## Exercise brief
Each line below should be reproduced without any alteration.

## Provided records
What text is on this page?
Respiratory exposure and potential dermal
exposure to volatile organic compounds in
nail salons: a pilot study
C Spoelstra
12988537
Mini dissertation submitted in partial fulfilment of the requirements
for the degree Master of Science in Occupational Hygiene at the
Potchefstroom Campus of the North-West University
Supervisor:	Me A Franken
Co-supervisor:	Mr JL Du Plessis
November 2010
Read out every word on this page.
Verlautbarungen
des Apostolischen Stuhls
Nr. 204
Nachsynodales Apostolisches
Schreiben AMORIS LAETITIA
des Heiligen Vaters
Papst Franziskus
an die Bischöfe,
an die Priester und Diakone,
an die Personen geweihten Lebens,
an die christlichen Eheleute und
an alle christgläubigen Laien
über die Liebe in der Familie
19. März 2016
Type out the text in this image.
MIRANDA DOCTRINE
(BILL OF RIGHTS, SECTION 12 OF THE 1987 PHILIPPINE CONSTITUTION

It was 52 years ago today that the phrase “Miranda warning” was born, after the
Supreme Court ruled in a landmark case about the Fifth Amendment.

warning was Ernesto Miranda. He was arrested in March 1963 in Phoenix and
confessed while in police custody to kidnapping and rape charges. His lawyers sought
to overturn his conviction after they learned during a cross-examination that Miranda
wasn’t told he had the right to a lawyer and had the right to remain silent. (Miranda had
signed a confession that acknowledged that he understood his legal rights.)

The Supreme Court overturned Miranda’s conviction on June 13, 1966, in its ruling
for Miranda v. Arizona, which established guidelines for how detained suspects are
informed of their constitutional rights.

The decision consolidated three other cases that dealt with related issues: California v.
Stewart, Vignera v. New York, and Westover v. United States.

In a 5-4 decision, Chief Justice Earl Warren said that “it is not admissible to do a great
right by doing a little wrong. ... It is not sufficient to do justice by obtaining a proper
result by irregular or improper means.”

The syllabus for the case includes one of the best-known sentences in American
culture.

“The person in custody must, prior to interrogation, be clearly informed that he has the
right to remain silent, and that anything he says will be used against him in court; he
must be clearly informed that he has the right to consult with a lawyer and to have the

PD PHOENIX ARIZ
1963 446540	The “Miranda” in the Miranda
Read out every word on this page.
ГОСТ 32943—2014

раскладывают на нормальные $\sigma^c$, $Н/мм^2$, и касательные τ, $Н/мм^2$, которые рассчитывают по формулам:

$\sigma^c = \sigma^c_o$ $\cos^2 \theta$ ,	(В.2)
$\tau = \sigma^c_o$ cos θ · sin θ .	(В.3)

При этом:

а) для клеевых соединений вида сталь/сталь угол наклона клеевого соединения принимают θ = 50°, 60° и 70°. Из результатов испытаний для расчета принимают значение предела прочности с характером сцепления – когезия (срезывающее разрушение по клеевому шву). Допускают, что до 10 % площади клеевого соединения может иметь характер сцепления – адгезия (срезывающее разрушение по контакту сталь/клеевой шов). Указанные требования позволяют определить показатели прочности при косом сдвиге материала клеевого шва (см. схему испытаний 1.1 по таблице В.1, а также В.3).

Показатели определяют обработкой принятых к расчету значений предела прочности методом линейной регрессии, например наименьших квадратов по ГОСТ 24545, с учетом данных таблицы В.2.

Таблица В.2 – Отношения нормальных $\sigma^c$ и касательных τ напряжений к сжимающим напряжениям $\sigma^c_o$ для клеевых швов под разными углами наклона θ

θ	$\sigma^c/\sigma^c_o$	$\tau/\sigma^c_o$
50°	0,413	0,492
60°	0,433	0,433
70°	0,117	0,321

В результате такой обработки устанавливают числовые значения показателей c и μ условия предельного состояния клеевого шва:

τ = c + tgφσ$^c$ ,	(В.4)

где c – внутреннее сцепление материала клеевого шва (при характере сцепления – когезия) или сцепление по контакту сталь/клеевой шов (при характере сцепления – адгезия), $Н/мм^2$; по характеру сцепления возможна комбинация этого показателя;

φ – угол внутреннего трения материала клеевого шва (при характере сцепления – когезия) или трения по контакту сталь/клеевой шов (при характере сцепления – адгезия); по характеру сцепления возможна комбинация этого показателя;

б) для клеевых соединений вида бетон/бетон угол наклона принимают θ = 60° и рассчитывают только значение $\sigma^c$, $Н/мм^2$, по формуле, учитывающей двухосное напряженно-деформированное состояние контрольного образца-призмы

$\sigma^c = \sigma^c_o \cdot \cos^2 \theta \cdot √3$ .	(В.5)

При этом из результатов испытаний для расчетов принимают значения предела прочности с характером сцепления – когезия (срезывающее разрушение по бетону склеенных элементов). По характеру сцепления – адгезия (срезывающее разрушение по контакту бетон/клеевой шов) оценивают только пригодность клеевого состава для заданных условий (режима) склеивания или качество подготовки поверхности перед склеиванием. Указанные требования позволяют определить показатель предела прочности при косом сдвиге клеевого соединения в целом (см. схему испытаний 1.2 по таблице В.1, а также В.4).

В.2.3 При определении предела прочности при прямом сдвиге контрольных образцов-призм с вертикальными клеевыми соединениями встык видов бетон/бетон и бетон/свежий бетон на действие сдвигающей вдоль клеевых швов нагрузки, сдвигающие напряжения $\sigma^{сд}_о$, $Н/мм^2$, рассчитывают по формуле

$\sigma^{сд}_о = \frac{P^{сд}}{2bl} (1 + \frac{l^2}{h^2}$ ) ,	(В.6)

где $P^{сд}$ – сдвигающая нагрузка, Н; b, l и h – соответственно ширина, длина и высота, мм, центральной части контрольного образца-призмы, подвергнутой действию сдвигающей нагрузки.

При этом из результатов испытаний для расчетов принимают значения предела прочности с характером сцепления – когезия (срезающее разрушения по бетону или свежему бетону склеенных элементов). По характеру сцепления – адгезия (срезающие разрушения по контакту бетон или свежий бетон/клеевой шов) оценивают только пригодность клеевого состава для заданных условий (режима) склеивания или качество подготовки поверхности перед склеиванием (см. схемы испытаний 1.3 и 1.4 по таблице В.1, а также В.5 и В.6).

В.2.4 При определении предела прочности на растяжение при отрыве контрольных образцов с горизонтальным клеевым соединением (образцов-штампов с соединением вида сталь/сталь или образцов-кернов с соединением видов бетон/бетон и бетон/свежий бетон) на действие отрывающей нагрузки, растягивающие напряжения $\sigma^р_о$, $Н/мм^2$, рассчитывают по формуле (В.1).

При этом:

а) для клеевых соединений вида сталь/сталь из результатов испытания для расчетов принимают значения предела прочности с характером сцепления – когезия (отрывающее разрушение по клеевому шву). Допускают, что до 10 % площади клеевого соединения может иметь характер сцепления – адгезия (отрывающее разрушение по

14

## Solved problem
What text is on this page?
Respiratory exposure and potential dermal
exposure to volatile organic compounds in
nail salons: a pilot study
C Spoelstra
12988537
Mini dissertation submitted in partial fulfilment of the requirements
for the degree Master of Science in Occupational Hygiene at the
Potchefstroom Campus of the North-West University
Supervisor:	Me A Franken
Co-supervisor:	Mr JL Du Plessis
November 2010
Read out every word on this page.
Verlautbarungen
des Apostolischen Stuhls
Nr. 204
Nachsynodales Apostolisches
Schreiben AMORIS LAETITIA
des Heiligen Vaters
Papst Franziskus
an die Bischöfe,
an die Priester und Diakone,
an die Personen geweihten Lebens,
an die christlichen Eheleute und
an alle christgläubigen Laien
über die Liebe in der Familie
19. März 2016
Type out the text in this image.
MIRANDA DOCTRINE
(BILL OF RIGHTS, SECTION 12 OF THE 1987 PHILIPPINE CONSTITUTION

It was 52 years ago today that the phrase “Miranda warning” was born, after the
Supreme Court ruled in a landmark case about the Fifth Amendment.

warning was Ernesto Miranda. He was arrested in March 1963 in Phoenix and
confessed while in police custody to kidnapping and rape charges. His lawyers sought
to overturn his conviction after they learned during a cross-examination that Miranda
wasn’t told he had the right to a lawyer and had the right to remain silent. (Miranda had
signed a confession that acknowledged that he understood his legal rights.)

The Supreme Court overturned Miranda’s conviction on June 13, 1966, in its ruling
for Miranda v. Arizona, which established guidelines for how detained suspects are
informed of their constitutional rights.

The decision consolidated three other cases that dealt with related issues: California v.
Stewart, Vignera v. New York, and Westover v. United States.

In a 5-4 decision, Chief Justice Earl Warren said that “it is not admissible to do a great
right by doing a little wrong. ... It is not sufficient to do justice by obtaining a proper
result by irregular or improper means.”

The syllabus for the case includes one of the best-known sentences in American
culture.

“The person in custody must, prior to interrogation, be clearly informed that he has the
right to remain silent, and that anything he says will be used against him in court; he
must be clearly informed that he has the right to consult with a lawyer and to have the

PD PHOENIX ARIZ
1963 446540	The “Miranda” in the Miranda
Read out every word on this page.
ГОСТ 32943—2014

раскладывают на нормальные $\sigma^c$, $Н/мм^2$, и касательные τ, $Н/мм^2$, которые рассчитывают по формулам:

$\sigma^c = \sigma^c_o$ $\cos^2 \theta$ ,	(В.2)
$\tau = \sigma^c_o$ cos θ · sin θ .	(В.3)

При этом:

а) для клеевых соединений вида сталь/сталь угол наклона клеевого соединения принимают θ = 50°, 60° и 70°. Из результатов испытаний для расчета принимают значение предела прочности с характером сцепления – когезия (срезывающее разрушение по клеевому шву). Допускают, что до 10 % площади клеевого соединения может иметь характер сцепления – адгезия (срезывающее разрушение по контакту сталь/клеевой шов). Указанные требования позволяют определить показатели прочности при косом сдвиге материала клеевого шва (см. схему испытаний 1.1 по таблице В.1, а также В.3).

Показатели определяют обработкой принятых к расчету значений предела прочности методом линейной регрессии, например наименьших квадратов по ГОСТ 24545, с учетом данных таблицы В.2.

Таблица В.2 – Отношения нормальных $\sigma^c$ и касательных τ напряжений к сжимающим напряжениям $\sigma^c_o$ для клеевых швов под разными углами наклона θ

θ	$\sigma^c/\sigma^c_o$	$\tau/\sigma^c_o$
50°	0,413	0,492
60°	0,433	0,433
70°	0,117	0,321

В результате такой обработки устанавливают числовые значения показателей c и μ условия предельного состояния клеевого шва:

τ = c + tgφσ$^c$ ,	(В.4)

где c – внутреннее сцепление материала клеевого шва (при характере сцепления – когезия) или сцепление по контакту сталь/клеевой шов (при характере сцепления – адгезия), $Н/мм^2$; по характеру сцепления возможна комбинация этого показателя;

φ – угол внутреннего трения материала клеевого шва (при характере сцепления – когезия) или трения по контакту сталь/клеевой шов (при характере сцепления – адгезия); по характеру сцепления возможна комбинация этого показателя;

б) для клеевых соединений вида бетон/бетон угол наклона принимают θ = 60° и рассчитывают только значение $\sigma^c$, $Н/мм^2$, по формуле, учитывающей двухосное напряженно-деформированное состояние контрольного образца-призмы

$\sigma^c = \sigma^c_o \cdot \cos^2 \theta \cdot √3$ .	(В.5)

При этом из результатов испытаний для расчетов принимают значения предела прочности с характером сцепления – когезия (срезывающее разрушение по бетону склеенных элементов). По характеру сцепления – адгезия (срезывающее разрушение по контакту бетон/клеевой шов) оценивают только пригодность клеевого состава для заданных условий (режима) склеивания или качество подготовки поверхности перед склеиванием. Указанные требования позволяют определить показатель предела прочности при косом сдвиге клеевого соединения в целом (см. схему испытаний 1.2 по таблице В.1, а также В.4).

В.2.3 При определении предела прочности при прямом сдвиге контрольных образцов-призм с вертикальными клеевыми соединениями встык видов бетон/бетон и бетон/свежий бетон на действие сдвигающей вдоль клеевых швов нагрузки, сдвигающие напряжения $\sigma^{сд}_о$, $Н/мм^2$, рассчитывают по формуле

$\sigma^{сд}_о = \frac{P^{сд}}{2bl} (1 + \frac{l^2}{h^2}$ ) ,	(В.6)

где $P^{сд}$ – сдвигающая нагрузка, Н; b, l и h – соответственно ширина, длина и высота, мм, центральной части контрольного образца-призмы, подвергнутой действию сдвигающей нагрузки.

При этом из результатов испытаний для расчетов принимают значения предела прочности с характером сцепления – когезия (срезающее разрушения по бетону или свежему бетону склеенных элементов). По характеру сцепления – адгезия (срезающие разрушения по контакту бетон или свежий бетон/клеевой шов) оценивают только пригодность клеевого состава для заданных условий (режима) склеивания или качество подготовки поверхности перед склеиванием (см. схемы испытаний 1.3 и 1.4 по таблице В.1, а также В.5 и В.6).

В.2.4 При определении предела прочности на растяжение при отрыве контрольных образцов с горизонтальным клеевым соединением (образцов-штампов с соединением вида сталь/сталь или образцов-кернов с соединением видов бетон/бетон и бетон/свежий бетон) на действие отрывающей нагрузки, растягивающие напряжения $\sigma^р_о$, $Н/мм^2$, рассчитывают по формуле (В.1).

При этом:

а) для клеевых соединений вида сталь/сталь из результатов испытания для расчетов принимают значения предела прочности с характером сцепления – когезия (отрывающее разрушение по клеевому шву). Допускают, что до 10 % площади клеевого соединения может иметь характер сцепления – адгезия (отрывающее разрушение по

14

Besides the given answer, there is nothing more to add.